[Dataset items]
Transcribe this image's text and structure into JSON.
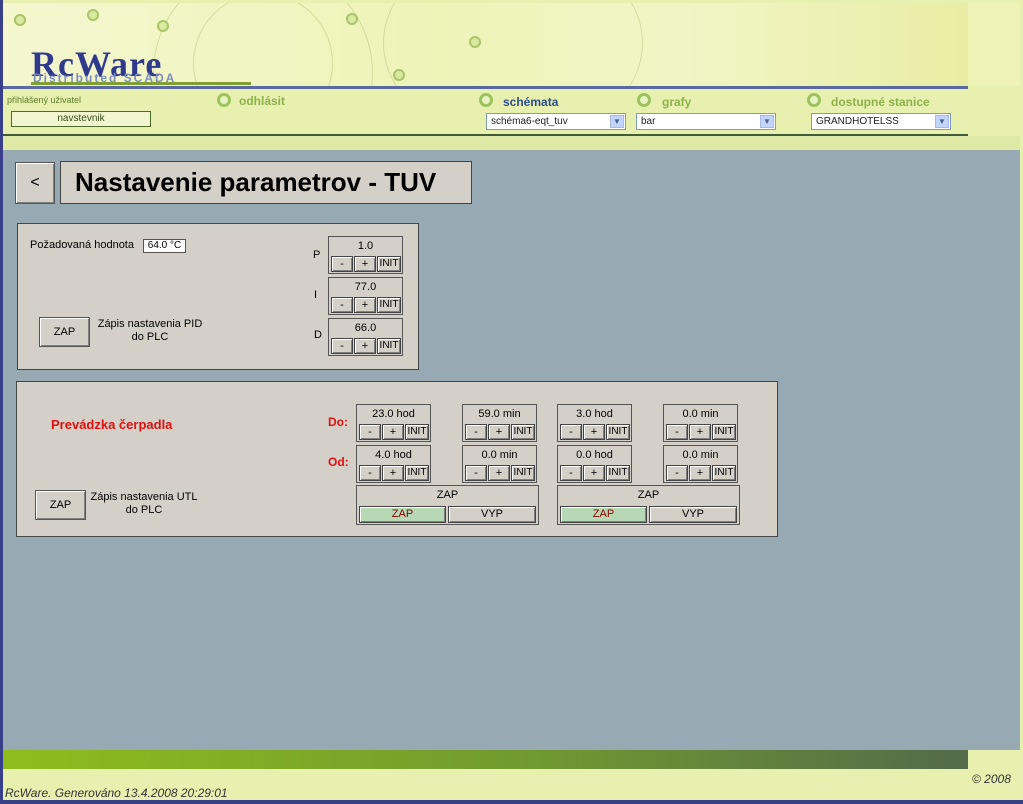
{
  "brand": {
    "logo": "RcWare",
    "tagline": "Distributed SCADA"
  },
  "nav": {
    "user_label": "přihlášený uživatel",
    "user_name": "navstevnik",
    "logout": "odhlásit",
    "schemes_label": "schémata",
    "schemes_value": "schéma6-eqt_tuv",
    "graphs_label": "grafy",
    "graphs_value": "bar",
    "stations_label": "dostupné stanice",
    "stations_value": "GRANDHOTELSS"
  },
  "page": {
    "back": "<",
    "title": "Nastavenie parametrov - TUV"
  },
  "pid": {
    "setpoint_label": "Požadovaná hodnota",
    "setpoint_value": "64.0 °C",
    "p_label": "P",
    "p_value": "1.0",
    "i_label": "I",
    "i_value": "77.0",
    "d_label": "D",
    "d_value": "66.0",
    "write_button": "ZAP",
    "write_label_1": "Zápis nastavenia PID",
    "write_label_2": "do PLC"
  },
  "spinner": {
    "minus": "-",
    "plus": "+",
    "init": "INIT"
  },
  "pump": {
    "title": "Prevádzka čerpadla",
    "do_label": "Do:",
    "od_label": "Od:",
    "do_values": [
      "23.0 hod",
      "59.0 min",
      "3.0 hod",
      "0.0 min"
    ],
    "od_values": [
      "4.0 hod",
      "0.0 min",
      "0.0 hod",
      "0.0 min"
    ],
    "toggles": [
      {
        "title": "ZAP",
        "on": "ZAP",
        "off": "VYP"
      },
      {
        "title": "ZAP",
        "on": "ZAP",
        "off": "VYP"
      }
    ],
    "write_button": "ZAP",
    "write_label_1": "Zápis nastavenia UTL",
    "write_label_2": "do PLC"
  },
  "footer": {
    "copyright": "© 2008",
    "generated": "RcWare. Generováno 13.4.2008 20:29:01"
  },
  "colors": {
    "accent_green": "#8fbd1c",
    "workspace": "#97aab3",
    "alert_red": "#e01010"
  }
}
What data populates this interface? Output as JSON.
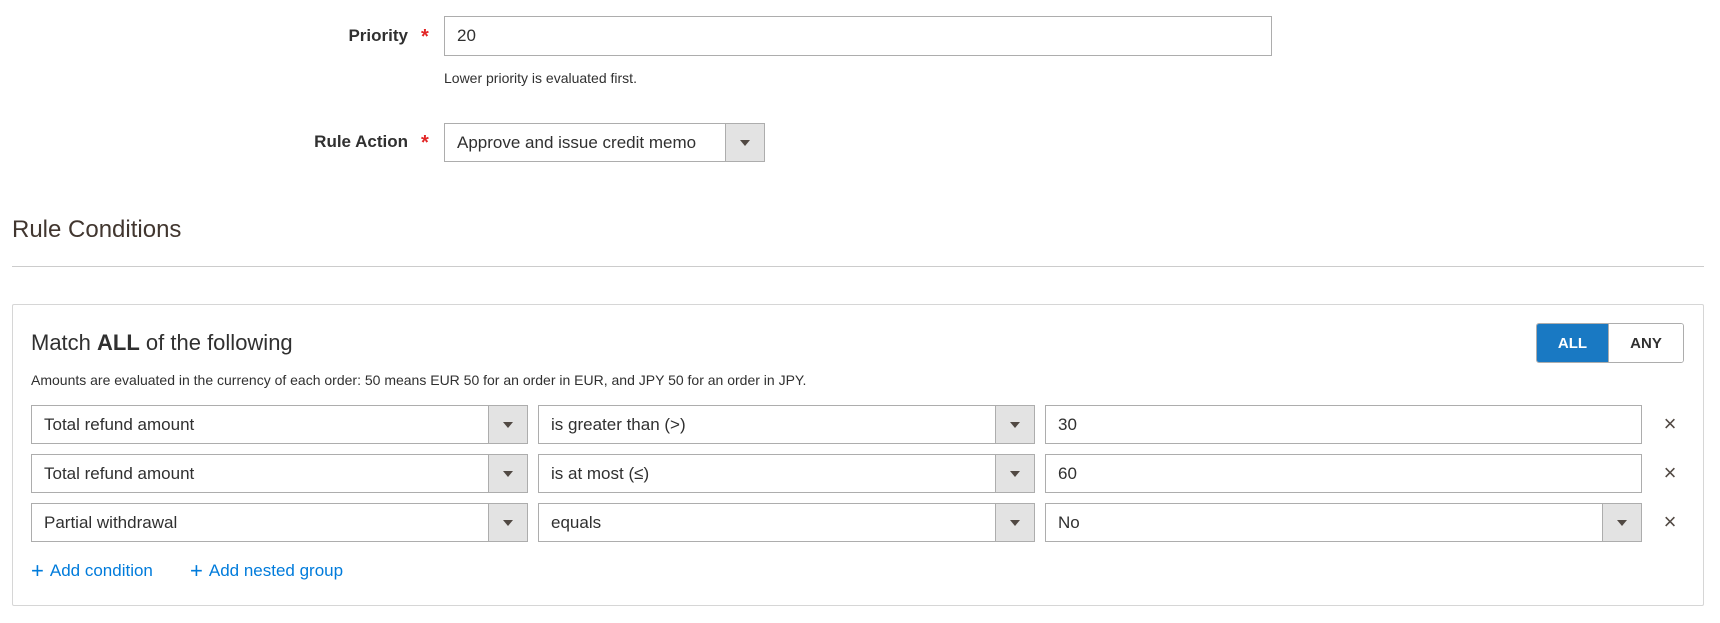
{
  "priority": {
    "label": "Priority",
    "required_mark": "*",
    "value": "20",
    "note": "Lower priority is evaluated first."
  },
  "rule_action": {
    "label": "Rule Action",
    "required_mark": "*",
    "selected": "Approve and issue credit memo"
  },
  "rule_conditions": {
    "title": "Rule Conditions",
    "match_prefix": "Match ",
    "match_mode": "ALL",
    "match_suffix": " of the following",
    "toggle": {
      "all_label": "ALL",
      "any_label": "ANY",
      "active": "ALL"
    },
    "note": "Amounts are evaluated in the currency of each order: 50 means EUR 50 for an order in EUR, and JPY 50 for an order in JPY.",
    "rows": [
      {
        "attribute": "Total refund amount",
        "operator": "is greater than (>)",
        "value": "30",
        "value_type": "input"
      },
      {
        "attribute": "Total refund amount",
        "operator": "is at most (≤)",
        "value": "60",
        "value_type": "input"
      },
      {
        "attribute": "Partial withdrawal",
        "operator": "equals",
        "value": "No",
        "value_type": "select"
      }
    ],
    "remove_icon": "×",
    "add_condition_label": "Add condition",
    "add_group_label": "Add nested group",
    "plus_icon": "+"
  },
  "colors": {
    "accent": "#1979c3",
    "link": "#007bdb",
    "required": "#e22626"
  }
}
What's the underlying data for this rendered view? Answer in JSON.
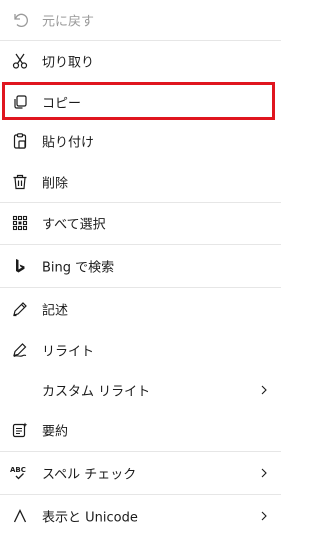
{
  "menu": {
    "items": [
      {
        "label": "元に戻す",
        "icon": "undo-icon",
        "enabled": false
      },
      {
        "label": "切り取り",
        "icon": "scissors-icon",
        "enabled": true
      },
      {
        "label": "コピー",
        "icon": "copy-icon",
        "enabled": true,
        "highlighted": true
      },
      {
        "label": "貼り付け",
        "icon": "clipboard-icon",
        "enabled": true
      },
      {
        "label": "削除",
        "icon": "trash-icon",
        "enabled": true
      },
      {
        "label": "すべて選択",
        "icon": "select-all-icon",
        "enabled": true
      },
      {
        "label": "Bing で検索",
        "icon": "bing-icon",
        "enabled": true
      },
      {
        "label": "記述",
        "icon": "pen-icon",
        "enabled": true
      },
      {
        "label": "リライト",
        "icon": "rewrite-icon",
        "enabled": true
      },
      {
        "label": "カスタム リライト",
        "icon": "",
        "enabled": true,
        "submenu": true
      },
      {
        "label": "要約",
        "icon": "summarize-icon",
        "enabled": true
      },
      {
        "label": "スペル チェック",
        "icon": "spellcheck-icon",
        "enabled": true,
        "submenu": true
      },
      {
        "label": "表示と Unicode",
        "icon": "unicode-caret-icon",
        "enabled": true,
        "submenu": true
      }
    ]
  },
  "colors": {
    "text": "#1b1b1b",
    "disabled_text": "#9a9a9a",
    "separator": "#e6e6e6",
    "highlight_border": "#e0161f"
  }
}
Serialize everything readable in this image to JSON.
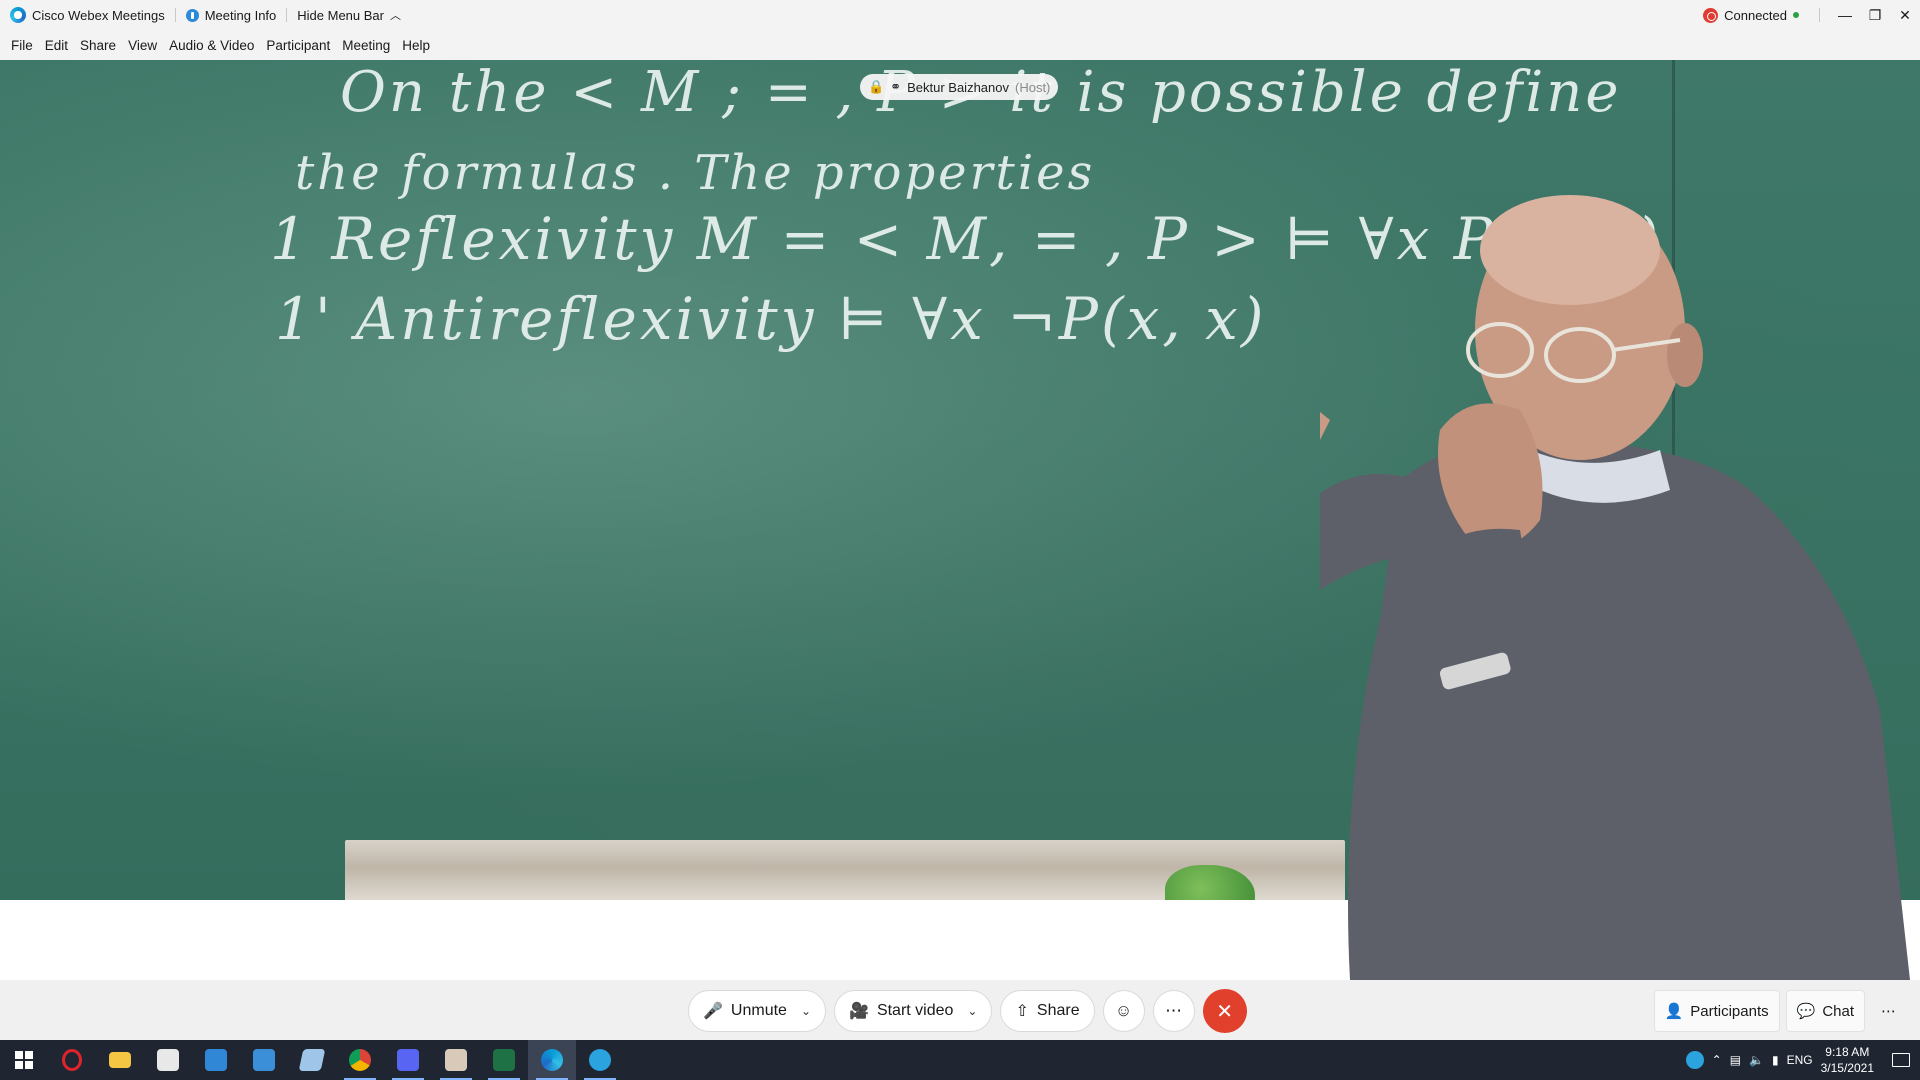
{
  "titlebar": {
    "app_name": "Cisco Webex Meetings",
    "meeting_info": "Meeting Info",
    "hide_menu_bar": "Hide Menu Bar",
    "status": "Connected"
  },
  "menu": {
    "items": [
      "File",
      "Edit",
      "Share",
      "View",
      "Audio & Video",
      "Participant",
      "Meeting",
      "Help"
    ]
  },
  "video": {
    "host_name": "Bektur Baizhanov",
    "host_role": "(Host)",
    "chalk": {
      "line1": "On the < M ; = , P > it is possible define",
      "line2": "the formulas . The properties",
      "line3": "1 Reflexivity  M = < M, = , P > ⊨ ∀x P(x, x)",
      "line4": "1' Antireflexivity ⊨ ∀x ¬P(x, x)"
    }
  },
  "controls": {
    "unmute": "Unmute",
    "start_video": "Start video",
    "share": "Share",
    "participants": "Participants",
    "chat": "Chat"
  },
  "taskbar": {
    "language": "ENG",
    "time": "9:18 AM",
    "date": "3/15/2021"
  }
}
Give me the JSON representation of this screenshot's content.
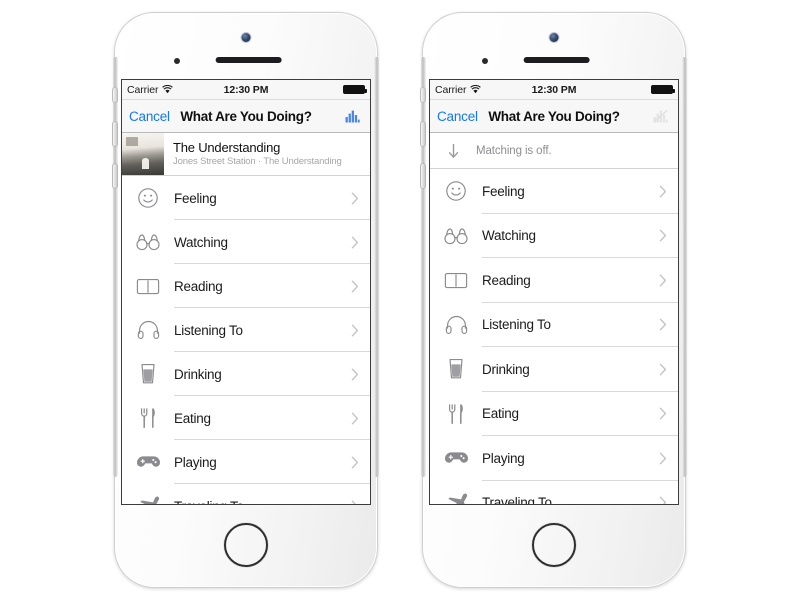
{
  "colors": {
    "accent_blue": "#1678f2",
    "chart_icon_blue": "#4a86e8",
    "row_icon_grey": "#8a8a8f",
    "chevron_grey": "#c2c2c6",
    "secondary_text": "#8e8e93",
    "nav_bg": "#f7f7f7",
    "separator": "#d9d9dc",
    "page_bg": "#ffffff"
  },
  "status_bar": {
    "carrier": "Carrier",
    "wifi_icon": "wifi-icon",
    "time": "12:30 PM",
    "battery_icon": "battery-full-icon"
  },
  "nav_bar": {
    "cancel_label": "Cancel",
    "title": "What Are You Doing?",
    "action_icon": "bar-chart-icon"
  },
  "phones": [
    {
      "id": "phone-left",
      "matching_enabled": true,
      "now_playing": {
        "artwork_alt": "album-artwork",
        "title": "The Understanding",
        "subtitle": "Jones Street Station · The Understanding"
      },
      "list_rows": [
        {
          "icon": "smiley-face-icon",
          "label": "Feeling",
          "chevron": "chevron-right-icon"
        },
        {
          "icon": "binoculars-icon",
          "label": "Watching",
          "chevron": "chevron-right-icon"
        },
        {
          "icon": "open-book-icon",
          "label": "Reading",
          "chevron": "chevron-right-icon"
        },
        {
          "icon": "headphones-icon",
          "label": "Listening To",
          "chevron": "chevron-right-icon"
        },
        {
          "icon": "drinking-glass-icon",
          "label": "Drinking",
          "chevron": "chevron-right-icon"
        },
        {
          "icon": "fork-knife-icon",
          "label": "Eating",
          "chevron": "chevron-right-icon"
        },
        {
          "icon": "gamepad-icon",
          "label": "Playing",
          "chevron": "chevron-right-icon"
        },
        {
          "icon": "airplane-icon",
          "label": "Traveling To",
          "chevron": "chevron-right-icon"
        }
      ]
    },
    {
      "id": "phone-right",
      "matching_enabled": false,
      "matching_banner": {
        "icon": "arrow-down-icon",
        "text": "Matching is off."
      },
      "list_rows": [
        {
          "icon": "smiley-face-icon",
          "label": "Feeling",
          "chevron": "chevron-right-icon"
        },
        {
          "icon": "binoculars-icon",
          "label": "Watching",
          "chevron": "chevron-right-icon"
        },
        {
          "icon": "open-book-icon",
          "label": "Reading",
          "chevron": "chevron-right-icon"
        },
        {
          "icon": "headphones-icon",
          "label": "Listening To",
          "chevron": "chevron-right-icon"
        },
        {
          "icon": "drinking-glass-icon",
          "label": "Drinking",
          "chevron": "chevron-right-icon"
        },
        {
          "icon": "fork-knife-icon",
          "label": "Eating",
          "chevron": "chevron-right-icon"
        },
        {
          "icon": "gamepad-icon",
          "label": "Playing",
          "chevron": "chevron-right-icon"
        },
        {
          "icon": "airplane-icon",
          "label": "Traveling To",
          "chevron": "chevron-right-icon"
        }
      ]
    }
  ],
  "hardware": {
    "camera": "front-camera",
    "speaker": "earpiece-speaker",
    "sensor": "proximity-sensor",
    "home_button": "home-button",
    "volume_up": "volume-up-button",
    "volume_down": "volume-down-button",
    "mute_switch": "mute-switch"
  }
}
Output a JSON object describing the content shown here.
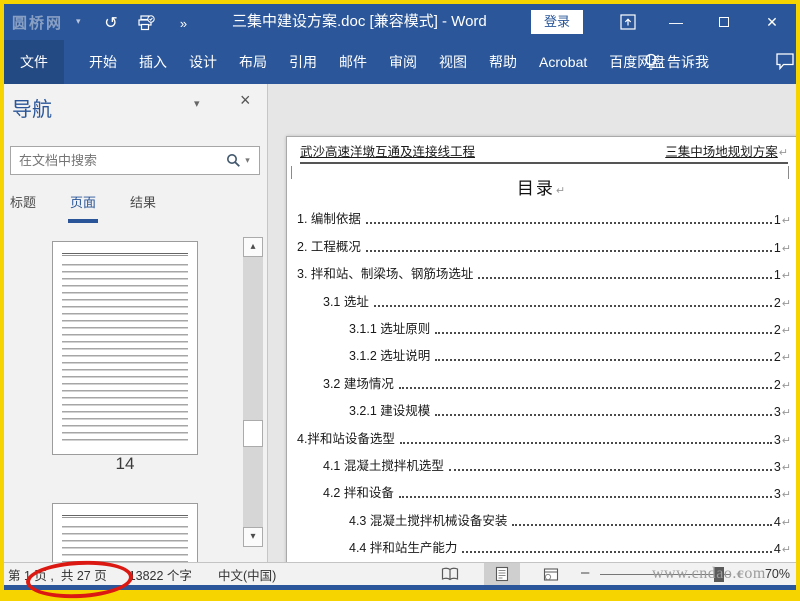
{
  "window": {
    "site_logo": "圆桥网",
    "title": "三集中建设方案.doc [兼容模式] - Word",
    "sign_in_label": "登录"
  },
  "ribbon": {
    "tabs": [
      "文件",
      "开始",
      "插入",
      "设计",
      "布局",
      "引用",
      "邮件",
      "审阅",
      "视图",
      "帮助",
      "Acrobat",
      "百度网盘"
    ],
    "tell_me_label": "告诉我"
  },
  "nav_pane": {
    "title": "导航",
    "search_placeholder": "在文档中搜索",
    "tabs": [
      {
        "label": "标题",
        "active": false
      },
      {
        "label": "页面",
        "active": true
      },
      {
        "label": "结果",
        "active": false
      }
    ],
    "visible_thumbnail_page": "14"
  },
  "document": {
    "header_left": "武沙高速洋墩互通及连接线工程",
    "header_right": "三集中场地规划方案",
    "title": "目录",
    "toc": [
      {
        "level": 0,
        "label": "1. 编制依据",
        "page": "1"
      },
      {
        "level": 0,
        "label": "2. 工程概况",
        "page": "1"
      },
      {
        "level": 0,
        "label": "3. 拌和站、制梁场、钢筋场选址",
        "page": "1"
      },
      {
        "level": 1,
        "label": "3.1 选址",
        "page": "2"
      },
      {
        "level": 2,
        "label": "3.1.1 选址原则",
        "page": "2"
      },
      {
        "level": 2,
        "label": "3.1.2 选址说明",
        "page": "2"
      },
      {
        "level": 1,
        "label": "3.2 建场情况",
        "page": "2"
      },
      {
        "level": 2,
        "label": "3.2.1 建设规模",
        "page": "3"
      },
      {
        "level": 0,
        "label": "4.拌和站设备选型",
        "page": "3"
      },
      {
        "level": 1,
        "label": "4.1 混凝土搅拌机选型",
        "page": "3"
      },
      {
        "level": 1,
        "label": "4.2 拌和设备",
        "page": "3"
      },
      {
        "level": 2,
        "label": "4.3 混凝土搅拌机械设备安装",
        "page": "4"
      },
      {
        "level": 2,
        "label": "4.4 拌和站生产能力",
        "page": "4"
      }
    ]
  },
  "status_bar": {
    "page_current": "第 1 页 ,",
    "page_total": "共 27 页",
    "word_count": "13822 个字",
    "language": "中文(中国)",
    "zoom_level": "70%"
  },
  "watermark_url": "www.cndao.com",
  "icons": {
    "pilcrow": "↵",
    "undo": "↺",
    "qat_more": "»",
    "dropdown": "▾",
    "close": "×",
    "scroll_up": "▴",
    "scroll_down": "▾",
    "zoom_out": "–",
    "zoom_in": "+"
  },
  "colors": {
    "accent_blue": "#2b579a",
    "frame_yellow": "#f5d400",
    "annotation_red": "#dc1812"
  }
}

= Given instruction =
Show every line in the records above that contains the word "this".

= Solution =
Transcribe this image's text and structure into JSON.
What data populates this interface? Output as JSON.
What's the underlying data for this rendered view? Answer in JSON.
Serialize everything readable in this image to JSON.
Give me the JSON representation of this screenshot's content.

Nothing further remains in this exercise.